(Stored data entries)
--- --- ---

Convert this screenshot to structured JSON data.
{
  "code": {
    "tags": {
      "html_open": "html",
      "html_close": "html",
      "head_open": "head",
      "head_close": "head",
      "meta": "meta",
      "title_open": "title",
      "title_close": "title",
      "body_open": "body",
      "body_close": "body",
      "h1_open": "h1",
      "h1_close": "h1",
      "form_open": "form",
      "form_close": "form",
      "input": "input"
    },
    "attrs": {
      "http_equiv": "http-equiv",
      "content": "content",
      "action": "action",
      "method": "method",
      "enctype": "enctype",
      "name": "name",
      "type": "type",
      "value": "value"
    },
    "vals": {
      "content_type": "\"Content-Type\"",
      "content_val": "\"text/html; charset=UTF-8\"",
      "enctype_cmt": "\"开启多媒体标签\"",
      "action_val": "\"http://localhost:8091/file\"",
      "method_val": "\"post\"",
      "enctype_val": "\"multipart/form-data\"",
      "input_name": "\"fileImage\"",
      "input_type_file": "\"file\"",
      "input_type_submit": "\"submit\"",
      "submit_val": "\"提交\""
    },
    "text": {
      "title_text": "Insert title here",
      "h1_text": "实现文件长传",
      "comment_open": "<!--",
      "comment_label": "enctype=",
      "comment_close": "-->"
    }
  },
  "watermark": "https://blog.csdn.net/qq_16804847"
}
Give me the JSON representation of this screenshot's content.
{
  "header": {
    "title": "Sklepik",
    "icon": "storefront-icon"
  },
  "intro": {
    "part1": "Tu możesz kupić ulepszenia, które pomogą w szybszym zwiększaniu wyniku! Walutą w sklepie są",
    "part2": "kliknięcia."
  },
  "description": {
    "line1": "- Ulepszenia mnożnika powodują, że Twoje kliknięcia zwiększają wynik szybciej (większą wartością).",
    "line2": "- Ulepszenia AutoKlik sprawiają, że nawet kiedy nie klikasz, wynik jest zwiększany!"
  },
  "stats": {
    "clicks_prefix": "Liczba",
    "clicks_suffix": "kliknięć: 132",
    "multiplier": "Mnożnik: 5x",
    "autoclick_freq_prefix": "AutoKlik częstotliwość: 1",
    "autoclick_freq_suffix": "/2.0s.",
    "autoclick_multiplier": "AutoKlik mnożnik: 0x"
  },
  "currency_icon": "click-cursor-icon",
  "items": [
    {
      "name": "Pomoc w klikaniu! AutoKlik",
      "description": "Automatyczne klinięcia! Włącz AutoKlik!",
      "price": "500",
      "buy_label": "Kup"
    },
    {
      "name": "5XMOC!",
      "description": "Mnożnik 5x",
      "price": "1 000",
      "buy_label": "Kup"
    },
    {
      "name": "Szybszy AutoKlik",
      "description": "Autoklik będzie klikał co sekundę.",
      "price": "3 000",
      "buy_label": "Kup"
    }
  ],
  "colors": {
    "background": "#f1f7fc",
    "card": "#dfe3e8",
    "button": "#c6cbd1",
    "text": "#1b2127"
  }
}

--- --- ---

§ **WORK TO DO**
Print every entry exactly as written.

§ **WRITTEN SOLUTION**
Convert this screenshot to structured JSON data.
{
  "code": {
    "tags": {
      "html_open": "html",
      "html_close": "html",
      "head_open": "head",
      "head_close": "head",
      "meta": "meta",
      "title_open": "title",
      "title_close": "title",
      "body_open": "body",
      "body_close": "body",
      "h1_open": "h1",
      "h1_close": "h1",
      "form_open": "form",
      "form_close": "form",
      "input": "input"
    },
    "attrs": {
      "http_equiv": "http-equiv",
      "content": "content",
      "action": "action",
      "method": "method",
      "enctype": "enctype",
      "name": "name",
      "type": "type",
      "value": "value"
    },
    "vals": {
      "content_type": "\"Content-Type\"",
      "content_val": "\"text/html; charset=UTF-8\"",
      "enctype_cmt": "\"开启多媒体标签\"",
      "action_val": "\"http://localhost:8091/file\"",
      "method_val": "\"post\"",
      "enctype_val": "\"multipart/form-data\"",
      "input_name": "\"fileImage\"",
      "input_type_file": "\"file\"",
      "input_type_submit": "\"submit\"",
      "submit_val": "\"提交\""
    },
    "text": {
      "title_text": "Insert title here",
      "h1_text": "实现文件长传",
      "comment_open": "<!--",
      "comment_label": "enctype=",
      "comment_close": "-->"
    }
  },
  "watermark": "https://blog.csdn.net/qq_16804847"
}
Give me the JSON representation of this screenshot's content.
{
  "header": {
    "title": "Sklepik",
    "icon": "storefront-icon"
  },
  "intro": {
    "part1": "Tu możesz kupić ulepszenia, które pomogą w szybszym zwiększaniu wyniku! Walutą w sklepie są",
    "part2": "kliknięcia."
  },
  "description": {
    "line1": "- Ulepszenia mnożnika powodują, że Twoje kliknięcia zwiększają wynik szybciej (większą wartością).",
    "line2": "- Ulepszenia AutoKlik sprawiają, że nawet kiedy nie klikasz, wynik jest zwiększany!"
  },
  "stats": {
    "clicks_prefix": "Liczba",
    "clicks_suffix": "kliknięć: 132",
    "multiplier": "Mnożnik: 5x",
    "autoclick_freq_prefix": "AutoKlik częstotliwość: 1",
    "autoclick_freq_suffix": "/2.0s.",
    "autoclick_multiplier": "AutoKlik mnożnik: 0x"
  },
  "currency_icon": "click-cursor-icon",
  "items": [
    {
      "name": "Pomoc w klikaniu! AutoKlik",
      "description": "Automatyczne klinięcia! Włącz AutoKlik!",
      "price": "500",
      "buy_label": "Kup"
    },
    {
      "name": "5XMOC!",
      "description": "Mnożnik 5x",
      "price": "1 000",
      "buy_label": "Kup"
    },
    {
      "name": "Szybszy AutoKlik",
      "description": "Autoklik będzie klikał co sekundę.",
      "price": "3 000",
      "buy_label": "Kup"
    }
  ],
  "colors": {
    "background": "#f1f7fc",
    "card": "#dfe3e8",
    "button": "#c6cbd1",
    "text": "#1b2127"
  }
}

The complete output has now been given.